- Task details
Reproduce every entry exactly as shown.

- Data supplied
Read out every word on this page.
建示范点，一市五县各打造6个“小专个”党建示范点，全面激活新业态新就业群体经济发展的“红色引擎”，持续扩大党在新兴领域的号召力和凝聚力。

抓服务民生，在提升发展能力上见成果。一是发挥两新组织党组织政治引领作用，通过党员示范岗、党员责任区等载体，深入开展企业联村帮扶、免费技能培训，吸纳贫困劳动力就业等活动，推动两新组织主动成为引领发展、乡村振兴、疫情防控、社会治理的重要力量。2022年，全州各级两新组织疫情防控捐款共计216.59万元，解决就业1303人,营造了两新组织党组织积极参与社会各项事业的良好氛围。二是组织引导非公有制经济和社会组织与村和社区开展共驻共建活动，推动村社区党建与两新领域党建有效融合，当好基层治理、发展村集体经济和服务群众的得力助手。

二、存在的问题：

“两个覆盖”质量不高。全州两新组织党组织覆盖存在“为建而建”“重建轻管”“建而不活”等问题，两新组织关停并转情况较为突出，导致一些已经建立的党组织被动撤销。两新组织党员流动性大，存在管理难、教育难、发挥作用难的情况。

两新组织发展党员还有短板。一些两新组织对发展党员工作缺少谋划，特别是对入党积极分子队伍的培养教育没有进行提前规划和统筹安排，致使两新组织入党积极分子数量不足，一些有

- Response to this exercise
Read out every word on this page.
建示范点，一市五县各打造6个“小专个”党建示范点，全面激活新业态新就业群体经济发展的“红色引擎”，持续扩大党在新兴领域的号召力和凝聚力。

抓服务民生，在提升发展能力上见成果。一是发挥两新组织党组织政治引领作用，通过党员示范岗、党员责任区等载体，深入开展企业联村帮扶、免费技能培训，吸纳贫困劳动力就业等活动，推动两新组织主动成为引领发展、乡村振兴、疫情防控、社会治理的重要力量。2022年，全州各级两新组织疫情防控捐款共计216.59万元，解决就业1303人,营造了两新组织党组织积极参与社会各项事业的良好氛围。二是组织引导非公有制经济和社会组织与村和社区开展共驻共建活动，推动村社区党建与两新领域党建有效融合，当好基层治理、发展村集体经济和服务群众的得力助手。

二、存在的问题：

“两个覆盖”质量不高。全州两新组织党组织覆盖存在“为建而建”“重建轻管”“建而不活”等问题，两新组织关停并转情况较为突出，导致一些已经建立的党组织被动撤销。两新组织党员流动性大，存在管理难、教育难、发挥作用难的情况。

两新组织发展党员还有短板。一些两新组织对发展党员工作缺少谋划，特别是对入党积极分子队伍的培养教育没有进行提前规划和统筹安排，致使两新组织入党积极分子数量不足，一些有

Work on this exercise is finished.